Saved entries

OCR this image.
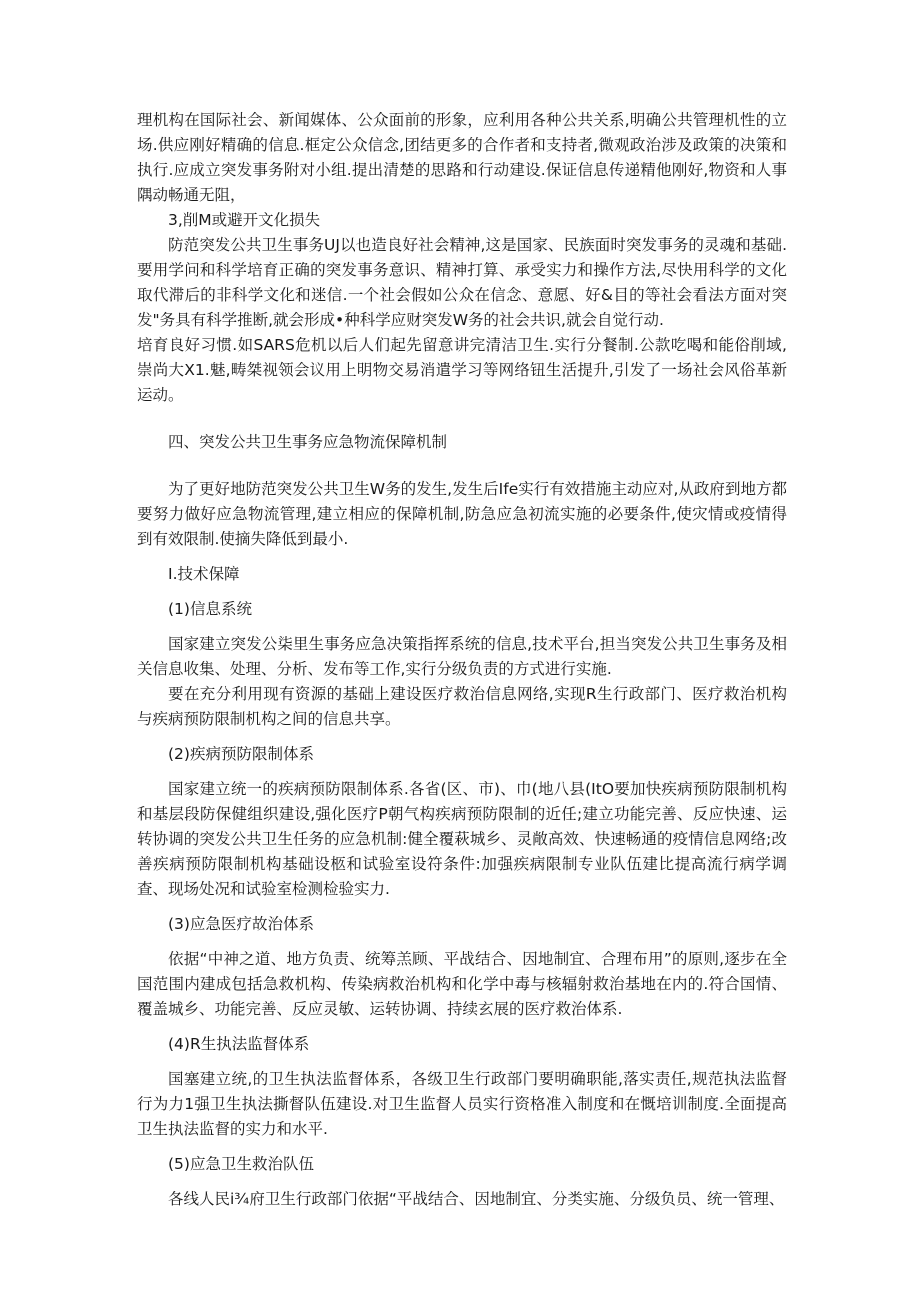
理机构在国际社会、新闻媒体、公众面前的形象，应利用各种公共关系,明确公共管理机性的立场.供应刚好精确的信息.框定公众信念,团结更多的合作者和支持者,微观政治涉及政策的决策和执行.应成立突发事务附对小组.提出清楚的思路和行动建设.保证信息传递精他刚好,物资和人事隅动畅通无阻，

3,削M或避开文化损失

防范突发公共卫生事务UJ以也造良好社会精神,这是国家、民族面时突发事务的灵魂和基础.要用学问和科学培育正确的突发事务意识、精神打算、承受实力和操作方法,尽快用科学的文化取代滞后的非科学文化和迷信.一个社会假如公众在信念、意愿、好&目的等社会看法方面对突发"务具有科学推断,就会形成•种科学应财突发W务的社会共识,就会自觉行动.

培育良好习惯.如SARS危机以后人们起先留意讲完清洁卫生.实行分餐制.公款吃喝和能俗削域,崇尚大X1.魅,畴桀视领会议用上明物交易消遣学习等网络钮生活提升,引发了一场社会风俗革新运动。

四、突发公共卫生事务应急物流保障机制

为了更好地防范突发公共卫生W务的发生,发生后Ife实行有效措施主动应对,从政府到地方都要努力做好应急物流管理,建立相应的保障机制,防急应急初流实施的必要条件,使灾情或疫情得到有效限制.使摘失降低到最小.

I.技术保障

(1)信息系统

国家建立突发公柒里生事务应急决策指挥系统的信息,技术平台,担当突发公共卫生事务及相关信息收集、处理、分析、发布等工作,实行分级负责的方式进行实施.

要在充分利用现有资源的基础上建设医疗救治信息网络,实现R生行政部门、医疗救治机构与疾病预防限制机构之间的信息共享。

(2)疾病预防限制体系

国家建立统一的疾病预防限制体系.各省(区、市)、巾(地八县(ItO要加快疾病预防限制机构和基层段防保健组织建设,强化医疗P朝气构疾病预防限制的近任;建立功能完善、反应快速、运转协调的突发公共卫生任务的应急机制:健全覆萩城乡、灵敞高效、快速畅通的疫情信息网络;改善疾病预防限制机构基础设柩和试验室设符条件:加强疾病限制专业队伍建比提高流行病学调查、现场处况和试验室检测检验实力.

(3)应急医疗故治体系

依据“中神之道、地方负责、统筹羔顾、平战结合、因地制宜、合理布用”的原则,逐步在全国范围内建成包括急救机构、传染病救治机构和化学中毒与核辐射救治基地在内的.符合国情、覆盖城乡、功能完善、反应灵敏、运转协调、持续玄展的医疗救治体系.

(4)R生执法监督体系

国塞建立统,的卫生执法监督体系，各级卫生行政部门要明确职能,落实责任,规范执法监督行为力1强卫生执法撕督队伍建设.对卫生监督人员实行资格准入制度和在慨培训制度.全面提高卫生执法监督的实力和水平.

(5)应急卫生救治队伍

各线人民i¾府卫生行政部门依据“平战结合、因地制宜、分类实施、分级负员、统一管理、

==

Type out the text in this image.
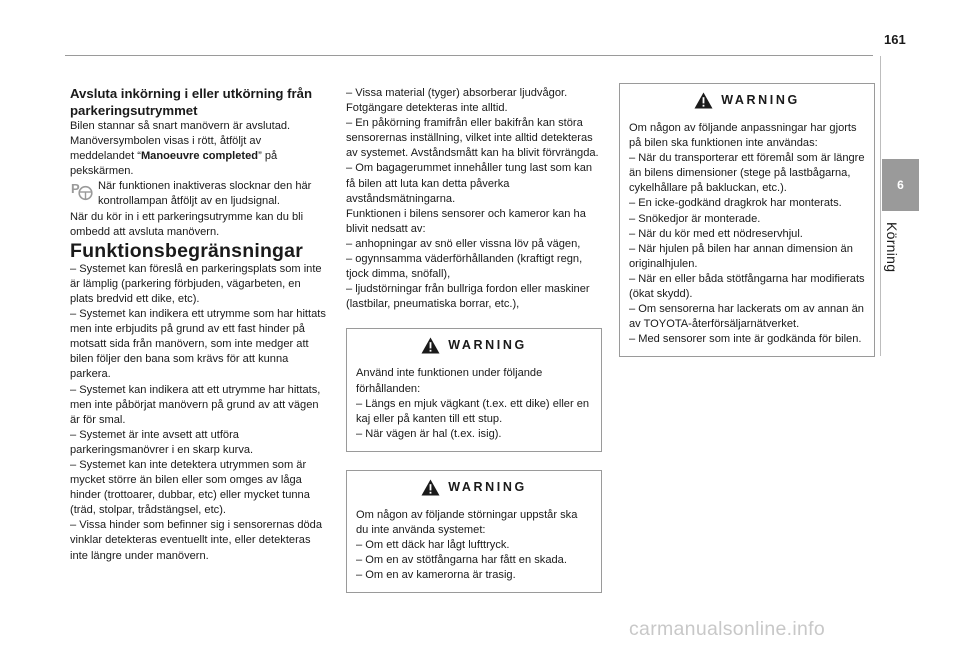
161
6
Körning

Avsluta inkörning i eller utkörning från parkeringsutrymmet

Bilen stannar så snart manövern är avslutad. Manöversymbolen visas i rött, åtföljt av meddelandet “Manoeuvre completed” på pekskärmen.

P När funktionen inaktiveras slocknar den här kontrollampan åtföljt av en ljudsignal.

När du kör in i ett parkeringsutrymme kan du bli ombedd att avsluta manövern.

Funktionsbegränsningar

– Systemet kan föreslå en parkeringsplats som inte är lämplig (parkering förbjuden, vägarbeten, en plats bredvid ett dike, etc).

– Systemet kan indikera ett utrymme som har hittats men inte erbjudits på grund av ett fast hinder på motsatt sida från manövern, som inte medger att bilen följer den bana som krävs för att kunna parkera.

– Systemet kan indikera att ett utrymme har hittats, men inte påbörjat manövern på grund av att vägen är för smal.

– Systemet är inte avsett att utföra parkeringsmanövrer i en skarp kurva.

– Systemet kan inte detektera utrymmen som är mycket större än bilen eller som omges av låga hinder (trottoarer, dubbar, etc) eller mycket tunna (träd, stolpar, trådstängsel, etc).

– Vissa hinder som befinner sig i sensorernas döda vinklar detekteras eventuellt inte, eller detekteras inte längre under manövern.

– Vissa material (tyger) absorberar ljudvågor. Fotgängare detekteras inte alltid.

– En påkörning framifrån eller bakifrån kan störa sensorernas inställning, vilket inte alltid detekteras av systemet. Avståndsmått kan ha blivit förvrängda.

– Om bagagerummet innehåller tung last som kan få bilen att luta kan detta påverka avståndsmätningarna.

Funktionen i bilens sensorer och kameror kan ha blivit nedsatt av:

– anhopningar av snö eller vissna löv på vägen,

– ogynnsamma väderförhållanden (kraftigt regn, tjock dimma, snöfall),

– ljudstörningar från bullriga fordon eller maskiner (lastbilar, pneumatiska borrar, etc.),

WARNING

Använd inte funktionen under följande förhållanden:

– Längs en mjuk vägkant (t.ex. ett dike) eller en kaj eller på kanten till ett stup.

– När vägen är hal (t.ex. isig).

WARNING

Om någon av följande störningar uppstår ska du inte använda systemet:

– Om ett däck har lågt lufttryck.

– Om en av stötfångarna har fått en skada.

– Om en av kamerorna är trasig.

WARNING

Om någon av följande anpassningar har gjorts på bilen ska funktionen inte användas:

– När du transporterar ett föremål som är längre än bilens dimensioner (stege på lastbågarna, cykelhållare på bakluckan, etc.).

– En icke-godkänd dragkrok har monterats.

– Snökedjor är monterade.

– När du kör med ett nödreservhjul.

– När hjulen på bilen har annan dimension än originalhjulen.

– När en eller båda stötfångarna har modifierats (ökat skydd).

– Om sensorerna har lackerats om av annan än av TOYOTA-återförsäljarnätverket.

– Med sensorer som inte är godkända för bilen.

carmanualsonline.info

-- SET PROBLEM --
Locate the word "alltid" in the data above. Copy every line carrying it.

-- REPLY --
– Vissa material (tyger) absorberar ljudvågor. Fotgängare detekteras inte alltid.
– En påkörning framifrån eller bakifrån kan störa sensorernas inställning, vilket inte alltid detekteras av systemet. Avståndsmått kan ha blivit förvrängda.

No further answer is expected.